--- Begin RECORD EXCERPTS ---
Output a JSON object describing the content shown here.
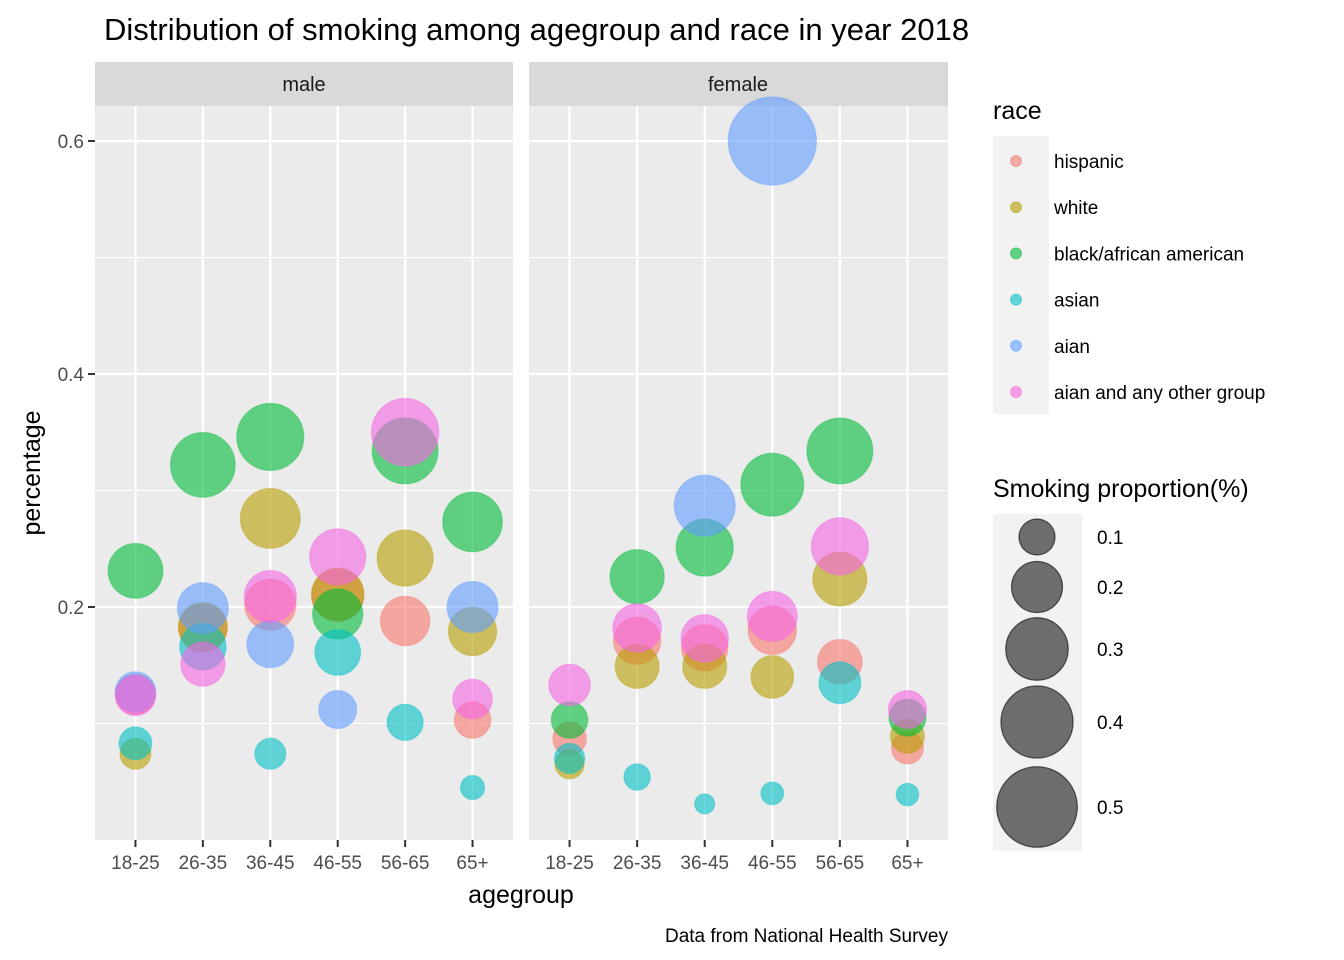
{
  "chart_data": {
    "type": "scatter",
    "title": "Distribution of smoking among agegroup and race in year 2018",
    "xlabel": "agegroup",
    "ylabel": "percentage",
    "caption": "Data from National Health Survey",
    "categories": [
      "18-25",
      "26-35",
      "36-45",
      "46-55",
      "56-65",
      "65+"
    ],
    "facets": [
      "male",
      "female"
    ],
    "ylim": [
      0,
      0.65
    ],
    "yticks": [
      0.2,
      0.4,
      0.6
    ],
    "ytick_labels": [
      "0.2",
      "0.4",
      "0.6"
    ],
    "grid": true,
    "legend": {
      "color_title": "race",
      "size_title": "Smoking proportion(%)",
      "size_breaks": [
        0.1,
        0.2,
        0.3,
        0.4,
        0.5
      ],
      "size_labels": [
        "0.1",
        "0.2",
        "0.3",
        "0.4",
        "0.5"
      ],
      "placement": "right"
    },
    "series": [
      {
        "name": "hispanic",
        "color": "#F8766D",
        "male": [
          0.125,
          0.182,
          0.202,
          0.21,
          0.188,
          0.103
        ],
        "female": [
          0.087,
          0.171,
          0.165,
          0.18,
          0.153,
          0.079
        ]
      },
      {
        "name": "white",
        "color": "#B79F00",
        "male": [
          0.074,
          0.183,
          0.276,
          0.211,
          0.242,
          0.179
        ],
        "female": [
          0.065,
          0.149,
          0.149,
          0.14,
          0.224,
          0.089
        ]
      },
      {
        "name": "black/african american",
        "color": "#00BA38",
        "male": [
          0.231,
          0.322,
          0.346,
          0.194,
          0.334,
          0.273
        ],
        "female": [
          0.103,
          0.226,
          0.251,
          0.305,
          0.334,
          0.105
        ]
      },
      {
        "name": "asian",
        "color": "#00BFC4",
        "male": [
          0.083,
          0.166,
          0.074,
          0.161,
          0.101,
          0.045
        ],
        "female": [
          0.07,
          0.054,
          0.031,
          0.04,
          0.135,
          0.039
        ]
      },
      {
        "name": "aian",
        "color": "#619CFF",
        "male": [
          0.127,
          0.199,
          0.168,
          0.112,
          null,
          0.2
        ],
        "female": [
          null,
          null,
          0.287,
          0.6,
          null,
          null
        ]
      },
      {
        "name": "aian and any other group",
        "color": "#F564E3",
        "male": [
          0.124,
          0.151,
          0.209,
          0.243,
          0.35,
          0.121
        ],
        "female": [
          0.133,
          0.182,
          0.173,
          0.192,
          0.252,
          0.112
        ]
      }
    ]
  }
}
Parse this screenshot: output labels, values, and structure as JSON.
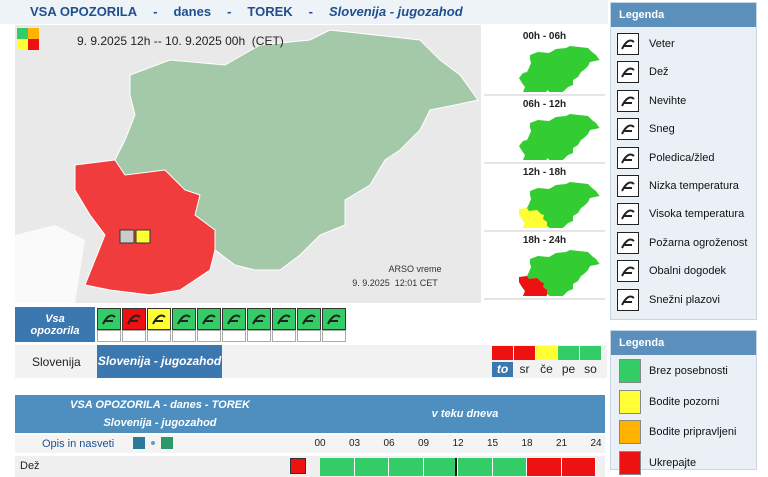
{
  "header": {
    "parts": [
      "VSA OPOZORILA",
      "-",
      "danes",
      "-",
      "TOREK",
      "-",
      "Slovenija - jugozahod"
    ]
  },
  "map": {
    "period": "9. 9.2025 12h -- 10. 9.2025 00h  (CET)",
    "credit": "ARSO vreme",
    "issued": "9. 9.2025  12:01 CET"
  },
  "periods": [
    "00h - 06h",
    "06h - 12h",
    "12h - 18h",
    "18h - 24h"
  ],
  "legend_types": {
    "title": "Legenda",
    "items": [
      "Veter",
      "Dež",
      "Nevihte",
      "Sneg",
      "Poledica/žled",
      "Nizka temperatura",
      "Visoka temperatura",
      "Požarna ogroženost",
      "Obalni dogodek",
      "Snežni plazovi"
    ]
  },
  "legend_levels": {
    "title": "Legenda",
    "items": [
      {
        "label": "Brez posebnosti",
        "color": "#33cc66"
      },
      {
        "label": "Bodite pozorni",
        "color": "#ffff33"
      },
      {
        "label": "Bodite pripravljeni",
        "color": "#ffb300"
      },
      {
        "label": "Ukrepajte",
        "color": "#ee1111"
      }
    ]
  },
  "all_warnings": {
    "label": "Vsa opozorila",
    "colors": [
      "#33cc66",
      "#ee1111",
      "#ffff33",
      "#33cc66",
      "#33cc66",
      "#33cc66",
      "#33cc66",
      "#33cc66",
      "#33cc66",
      "#33cc66"
    ]
  },
  "regions": [
    "Slovenija",
    "Slovenija - jugozahod"
  ],
  "days": {
    "labels": [
      "to",
      "sr",
      "če",
      "pe",
      "so"
    ],
    "colors": [
      "#ee1111",
      "#ee1111",
      "#ffff33",
      "#33cc66",
      "#33cc66"
    ]
  },
  "table": {
    "title": "VSA OPOZORILA - danes - TOREK",
    "region": "Slovenija - jugozahod",
    "span": "v teku dneva",
    "notes": "Opis in nasveti",
    "hours": [
      "00",
      "03",
      "06",
      "09",
      "12",
      "15",
      "18",
      "21",
      "24"
    ],
    "rows": [
      {
        "label": "Dež",
        "cells": [
          "#33cc66",
          "#33cc66",
          "#33cc66",
          "#33cc66",
          "#33cc66",
          "#33cc66",
          "#ee1111",
          "#ee1111"
        ]
      }
    ]
  }
}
--- End RECORD EXCERPTS ---
WORK TO BE COMPLETED → In the lines above, locate the string "Bodite". Copy every line where it occurs.

THE REPLY →
        "label": "Bodite pozorni",
        "label": "Bodite pripravljeni",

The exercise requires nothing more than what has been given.